[Stored records]
========
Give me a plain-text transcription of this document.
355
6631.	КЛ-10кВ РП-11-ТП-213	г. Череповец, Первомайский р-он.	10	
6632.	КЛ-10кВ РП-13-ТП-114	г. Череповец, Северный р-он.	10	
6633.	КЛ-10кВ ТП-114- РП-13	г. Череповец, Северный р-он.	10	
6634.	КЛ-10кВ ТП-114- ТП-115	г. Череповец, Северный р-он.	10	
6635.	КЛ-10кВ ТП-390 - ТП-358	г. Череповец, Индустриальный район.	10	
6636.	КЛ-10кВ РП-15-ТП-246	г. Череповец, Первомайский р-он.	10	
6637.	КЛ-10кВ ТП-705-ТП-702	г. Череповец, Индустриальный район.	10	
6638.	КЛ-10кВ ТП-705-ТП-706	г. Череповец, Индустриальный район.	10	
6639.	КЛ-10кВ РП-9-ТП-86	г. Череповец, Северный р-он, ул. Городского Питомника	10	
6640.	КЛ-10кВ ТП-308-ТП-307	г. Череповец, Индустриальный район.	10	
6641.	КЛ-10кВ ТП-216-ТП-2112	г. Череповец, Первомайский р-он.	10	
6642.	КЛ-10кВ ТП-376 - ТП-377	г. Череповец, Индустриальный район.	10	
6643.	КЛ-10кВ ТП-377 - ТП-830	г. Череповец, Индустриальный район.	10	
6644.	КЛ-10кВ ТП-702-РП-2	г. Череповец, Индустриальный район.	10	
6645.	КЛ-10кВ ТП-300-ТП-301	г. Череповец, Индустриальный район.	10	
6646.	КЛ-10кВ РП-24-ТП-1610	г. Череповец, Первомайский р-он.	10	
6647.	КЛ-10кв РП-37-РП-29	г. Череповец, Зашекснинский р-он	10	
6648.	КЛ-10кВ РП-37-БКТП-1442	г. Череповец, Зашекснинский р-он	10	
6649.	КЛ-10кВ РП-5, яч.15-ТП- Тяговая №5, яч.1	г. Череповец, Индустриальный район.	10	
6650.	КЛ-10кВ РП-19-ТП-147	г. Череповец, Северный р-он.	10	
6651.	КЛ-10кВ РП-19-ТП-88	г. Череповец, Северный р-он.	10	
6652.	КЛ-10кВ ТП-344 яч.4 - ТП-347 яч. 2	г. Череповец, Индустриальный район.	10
========
### BRIEF
Reproduce the complete set of lines precisely as supplied.

### THE REPLY
Give me a plain-text transcription of this document.
355
6631.	КЛ-10кВ РП-11-ТП-213	г. Череповец, Первомайский р-он.	10	
6632.	КЛ-10кВ РП-13-ТП-114	г. Череповец, Северный р-он.	10	
6633.	КЛ-10кВ ТП-114- РП-13	г. Череповец, Северный р-он.	10	
6634.	КЛ-10кВ ТП-114- ТП-115	г. Череповец, Северный р-он.	10	
6635.	КЛ-10кВ ТП-390 - ТП-358	г. Череповец, Индустриальный район.	10	
6636.	КЛ-10кВ РП-15-ТП-246	г. Череповец, Первомайский р-он.	10	
6637.	КЛ-10кВ ТП-705-ТП-702	г. Череповец, Индустриальный район.	10	
6638.	КЛ-10кВ ТП-705-ТП-706	г. Череповец, Индустриальный район.	10	
6639.	КЛ-10кВ РП-9-ТП-86	г. Череповец, Северный р-он, ул. Городского Питомника	10	
6640.	КЛ-10кВ ТП-308-ТП-307	г. Череповец, Индустриальный район.	10	
6641.	КЛ-10кВ ТП-216-ТП-2112	г. Череповец, Первомайский р-он.	10	
6642.	КЛ-10кВ ТП-376 - ТП-377	г. Череповец, Индустриальный район.	10	
6643.	КЛ-10кВ ТП-377 - ТП-830	г. Череповец, Индустриальный район.	10	
6644.	КЛ-10кВ ТП-702-РП-2	г. Череповец, Индустриальный район.	10	
6645.	КЛ-10кВ ТП-300-ТП-301	г. Череповец, Индустриальный район.	10	
6646.	КЛ-10кВ РП-24-ТП-1610	г. Череповец, Первомайский р-он.	10	
6647.	КЛ-10кв РП-37-РП-29	г. Череповец, Зашекснинский р-он	10	
6648.	КЛ-10кВ РП-37-БКТП-1442	г. Череповец, Зашекснинский р-он	10	
6649.	КЛ-10кВ РП-5, яч.15-ТП- Тяговая №5, яч.1	г. Череповец, Индустриальный район.	10	
6650.	КЛ-10кВ РП-19-ТП-147	г. Череповец, Северный р-он.	10	
6651.	КЛ-10кВ РП-19-ТП-88	г. Череповец, Северный р-он.	10	
6652.	КЛ-10кВ ТП-344 яч.4 - ТП-347 яч. 2	г. Череповец, Индустриальный район.	10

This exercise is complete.